Source data
◆ ◆ ◆ ◆ ◆
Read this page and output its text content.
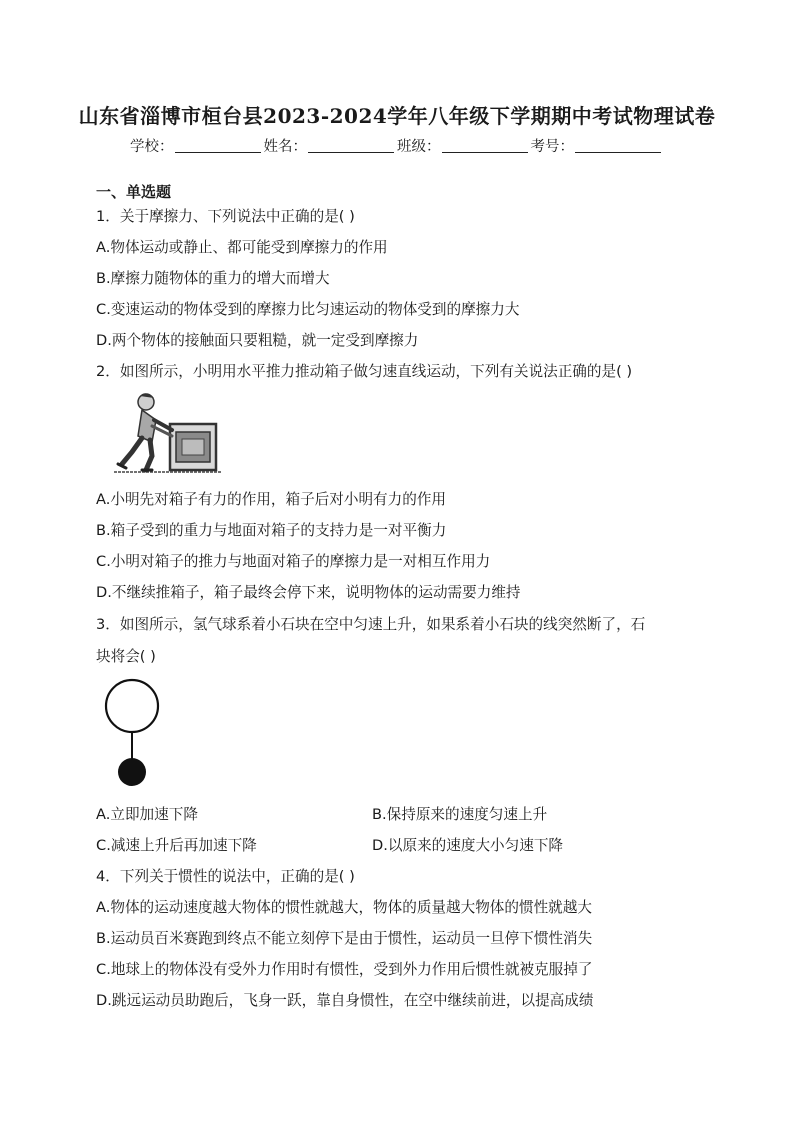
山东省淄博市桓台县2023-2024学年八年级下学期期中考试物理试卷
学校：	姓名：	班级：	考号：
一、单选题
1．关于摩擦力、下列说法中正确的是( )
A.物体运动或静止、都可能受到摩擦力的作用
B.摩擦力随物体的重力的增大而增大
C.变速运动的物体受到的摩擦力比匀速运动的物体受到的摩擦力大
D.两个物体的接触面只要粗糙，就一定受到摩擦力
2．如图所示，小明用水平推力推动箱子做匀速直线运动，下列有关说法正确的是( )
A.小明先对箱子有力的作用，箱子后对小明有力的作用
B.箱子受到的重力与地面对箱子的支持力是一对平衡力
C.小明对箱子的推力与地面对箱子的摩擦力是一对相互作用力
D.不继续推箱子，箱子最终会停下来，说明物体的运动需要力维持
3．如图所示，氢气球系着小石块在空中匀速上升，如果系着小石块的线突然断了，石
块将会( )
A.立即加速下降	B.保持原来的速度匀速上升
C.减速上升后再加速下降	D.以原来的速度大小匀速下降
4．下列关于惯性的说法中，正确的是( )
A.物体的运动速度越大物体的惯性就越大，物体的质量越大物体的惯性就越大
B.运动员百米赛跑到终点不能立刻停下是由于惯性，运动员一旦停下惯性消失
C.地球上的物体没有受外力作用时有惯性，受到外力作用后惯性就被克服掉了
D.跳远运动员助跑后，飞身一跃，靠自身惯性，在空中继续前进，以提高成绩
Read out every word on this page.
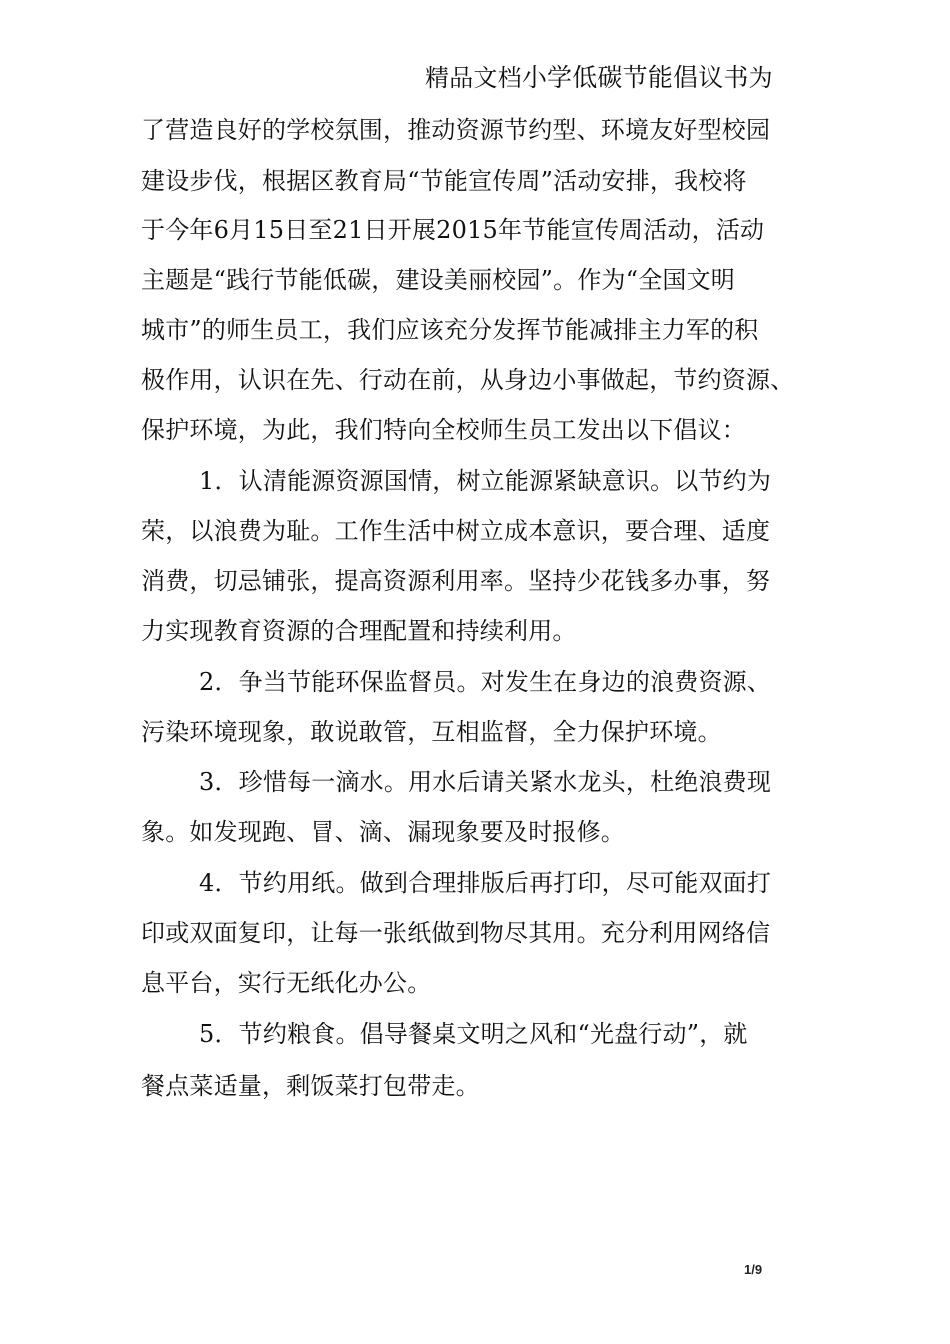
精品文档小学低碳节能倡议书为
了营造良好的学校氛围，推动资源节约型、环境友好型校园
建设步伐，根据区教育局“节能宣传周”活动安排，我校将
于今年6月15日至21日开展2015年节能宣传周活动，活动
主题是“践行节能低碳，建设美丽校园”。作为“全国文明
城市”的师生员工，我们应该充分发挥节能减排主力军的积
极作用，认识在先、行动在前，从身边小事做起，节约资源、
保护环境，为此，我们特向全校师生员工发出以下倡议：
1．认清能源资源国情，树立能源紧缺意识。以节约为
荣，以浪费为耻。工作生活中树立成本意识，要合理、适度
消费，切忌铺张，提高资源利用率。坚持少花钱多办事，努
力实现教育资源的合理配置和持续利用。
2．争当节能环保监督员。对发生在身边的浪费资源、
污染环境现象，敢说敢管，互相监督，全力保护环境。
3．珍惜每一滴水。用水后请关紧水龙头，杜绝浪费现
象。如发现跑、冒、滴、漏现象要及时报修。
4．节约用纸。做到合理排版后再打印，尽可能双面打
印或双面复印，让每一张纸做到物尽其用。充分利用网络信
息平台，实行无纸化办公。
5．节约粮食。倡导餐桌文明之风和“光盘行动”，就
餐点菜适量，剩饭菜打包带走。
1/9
◆ ◆ ◆ ◆ ◆
*Goal:* Identify each line of the material where the word "Read" shows up, and copy it.

*Result of this exercise:*
Read this page and output its text content.
Read out every word on this page.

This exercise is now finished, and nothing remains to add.